* _Quoted text_:
····················

The film was shot in the Czech Republic. Gilliam often had feuds with brothers Bob and Harvey Weinstein, which caused the original theatrical release date to be delayed nearly ten months. The Brothers Grimm was finally released on 26 August 2005 with mixed reviews and grossed $105.3 million at the worldwide box office.
Plot
Will and Jake Grimm are traveling con artists who use Jake's knowledge of folklore to fool people into paying them to kill monsters along with their sidekicks Hidlick and Bunst in French-occupied Germany during the early 19th century. In Karlstadt they "kill" a witch's ghost, after tricking the village. Italian torturer Cavaldi captures them and takes them to the French General Delatombe. The girls of the small village of Marbaden are going missing and the villagers are convinced that supernatural beings are responsible, Delatombe charges The Brothers to find out who is responsible, on the assumption that it is the work of con artists like themselves. They soon discover a real supernatural force: a beautiful yet dangerous 500-year-old Thuringian Queen stealing young girls to restore her own beauty.

····················

* _Data rows_:
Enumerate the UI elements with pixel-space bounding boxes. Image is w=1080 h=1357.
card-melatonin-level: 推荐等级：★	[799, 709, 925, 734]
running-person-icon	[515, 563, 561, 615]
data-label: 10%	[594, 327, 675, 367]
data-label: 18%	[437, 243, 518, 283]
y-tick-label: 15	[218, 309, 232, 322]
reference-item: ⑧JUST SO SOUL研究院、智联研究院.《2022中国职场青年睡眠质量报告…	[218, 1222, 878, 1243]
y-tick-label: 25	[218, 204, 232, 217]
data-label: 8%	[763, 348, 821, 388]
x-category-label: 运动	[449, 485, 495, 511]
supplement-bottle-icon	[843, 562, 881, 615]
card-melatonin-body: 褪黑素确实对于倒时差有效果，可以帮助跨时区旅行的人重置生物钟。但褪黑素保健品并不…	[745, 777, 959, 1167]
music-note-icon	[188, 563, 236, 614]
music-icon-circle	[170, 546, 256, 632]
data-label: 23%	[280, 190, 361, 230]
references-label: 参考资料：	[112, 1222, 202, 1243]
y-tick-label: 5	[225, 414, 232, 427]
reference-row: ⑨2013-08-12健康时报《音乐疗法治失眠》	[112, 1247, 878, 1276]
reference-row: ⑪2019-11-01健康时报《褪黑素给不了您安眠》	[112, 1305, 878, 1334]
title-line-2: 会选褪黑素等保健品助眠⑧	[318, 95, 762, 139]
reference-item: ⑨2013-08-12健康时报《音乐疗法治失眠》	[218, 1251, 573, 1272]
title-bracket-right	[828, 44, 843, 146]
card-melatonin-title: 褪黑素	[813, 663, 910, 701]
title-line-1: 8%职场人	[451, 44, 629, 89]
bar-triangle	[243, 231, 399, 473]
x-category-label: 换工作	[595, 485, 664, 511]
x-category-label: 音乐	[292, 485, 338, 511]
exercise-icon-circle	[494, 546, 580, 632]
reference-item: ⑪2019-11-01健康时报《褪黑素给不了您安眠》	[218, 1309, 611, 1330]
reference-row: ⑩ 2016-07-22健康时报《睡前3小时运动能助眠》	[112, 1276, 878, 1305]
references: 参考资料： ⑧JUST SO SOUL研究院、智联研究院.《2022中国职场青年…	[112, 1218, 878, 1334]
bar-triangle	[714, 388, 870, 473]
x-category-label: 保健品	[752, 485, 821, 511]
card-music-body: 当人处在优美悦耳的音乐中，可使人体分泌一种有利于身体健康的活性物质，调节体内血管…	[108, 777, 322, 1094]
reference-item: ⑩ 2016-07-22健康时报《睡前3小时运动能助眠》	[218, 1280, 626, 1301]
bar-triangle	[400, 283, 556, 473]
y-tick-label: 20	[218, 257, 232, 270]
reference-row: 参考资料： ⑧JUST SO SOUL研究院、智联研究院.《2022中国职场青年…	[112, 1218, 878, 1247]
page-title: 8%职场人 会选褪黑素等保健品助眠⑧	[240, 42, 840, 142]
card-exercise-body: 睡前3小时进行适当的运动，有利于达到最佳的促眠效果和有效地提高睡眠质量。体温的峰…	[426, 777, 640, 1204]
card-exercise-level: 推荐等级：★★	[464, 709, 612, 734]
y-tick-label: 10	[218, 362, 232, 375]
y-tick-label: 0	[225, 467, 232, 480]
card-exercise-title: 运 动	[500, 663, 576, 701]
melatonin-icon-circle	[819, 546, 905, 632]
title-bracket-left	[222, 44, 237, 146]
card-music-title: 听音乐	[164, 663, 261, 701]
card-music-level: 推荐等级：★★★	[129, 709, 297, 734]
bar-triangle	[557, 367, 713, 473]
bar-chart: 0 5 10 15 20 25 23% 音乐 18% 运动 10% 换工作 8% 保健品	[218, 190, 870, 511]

····················

* _Actions to take_:
[a] Render the records as a Markdown table with the columns "Row" and "Record line", starting with the first line of the records and going on through the line with "231, 399, 473]", with blank lines left out.
[b] Write the next part of the text about the film The Brothers Grimm, picking up after its last sentence.

* _Responses for each task_:
[a]
| Row | Record line |
|---|---|
| 1 | Enumerate the UI elements with pixel-space bounding boxes. Image is w=1080 h=1357. |
| 2 | card-melatonin-level: 推荐等级：★	[799, 709, 925, 734] |
| 3 | running-person-icon	[515, 563, 561, 615] |
| 4 | data-label: 10%	[594, 327, 675, 367] |
| 5 | data-label: 18%	[437, 243, 518, 283] |
| 6 | y-tick-label: 15	[218, 309, 232, 322] |
| 7 | reference-item: ⑧JUST SO SOUL研究院、智联研究院.《2022中国职场青年睡眠质量报告…	[218, 1222, 878, 1243] |
| 8 | y-tick-label: 25	[218, 204, 232, 217] |
| 9 | data-label: 8%	[763, 348, 821, 388] |
| 10 | x-category-label: 运动	[449, 485, 495, 511] |
| 11 | supplement-bottle-icon	[843, 562, 881, 615] |
| 12 | card-melatonin-body: 褪黑素确实对于倒时差有效果，可以帮助跨时区旅行的人重置生物钟。但褪黑素保健品并不…	[745, 777, 959, 1167] |
| 13 | music-note-icon	[188, 563, 236, 614] |
| 14 | music-icon-circle	[170, 546, 256, 632] |
| 15 | data-label: 23%	[280, 190, 361, 230] |
| 16 | references-label: 参考资料：	[112, 1222, 202, 1243] |
| 17 | y-tick-label: 5	[225, 414, 232, 427] |
| 18 | reference-row: ⑨2013-08-12健康时报《音乐疗法治失眠》	[112, 1247, 878, 1276] |
| 19 | reference-row: ⑪2019-11-01健康时报《褪黑素给不了您安眠》	[112, 1305, 878, 1334] |
| 20 | title-line-2: 会选褪黑素等保健品助眠⑧	[318, 95, 762, 139] |
| 21 | reference-item: ⑨2013-08-12健康时报《音乐疗法治失眠》	[218, 1251, 573, 1272] |
| 22 | title-bracket-right	[828, 44, 843, 146] |
| 23 | card-melatonin-title: 褪黑素	[813, 663, 910, 701] |
| 24 | title-line-1: 8%职场人	[451, 44, 629, 89] |
| 25 | bar-triangle	[243, 231, 399, 473] |

[b]
Long ago, King Childeric I came to the forest to build a city while his Queen experiments with black magic to gain eternal life. The Bubonic plague comes and she builds a high tower to avoid it, while her husband and everyone below her perish. She did not understand the Plague was carried by wind and soon rotted away as she decayed over the years. Her spell granted her immortal life, but not the youth and beauty to go along with it. Her youthful appearance now only exists in her mirror, the source of her life, as an illusion and nothing more. She needs to drink the blood of twelve young women to regain her beauty, ten have already been reported missing.
The queen is working an enchantment to regain her beauty with the aid of her werewolf huntsman with a magic axe, crow familiars, and various creatures in the forest. The Brothers Grimm, with the help of Angelika, a knowing huntress from the village, and Cavaldi discover her tower in the woods, where the huntsman fed one of the Grimm's horse spider eggs. That night, after the group returned to the village, a girl entered the stables to pet the horse, but by then the spider eggs had hatched and taken over the horse, spinning a web at the girl from the mouth. The Grimms woke up by the horse and saw it swallowing the girl and heading off into the forest. Angelika and the Grimms followed the horse, just when Delatombe appeared in the village.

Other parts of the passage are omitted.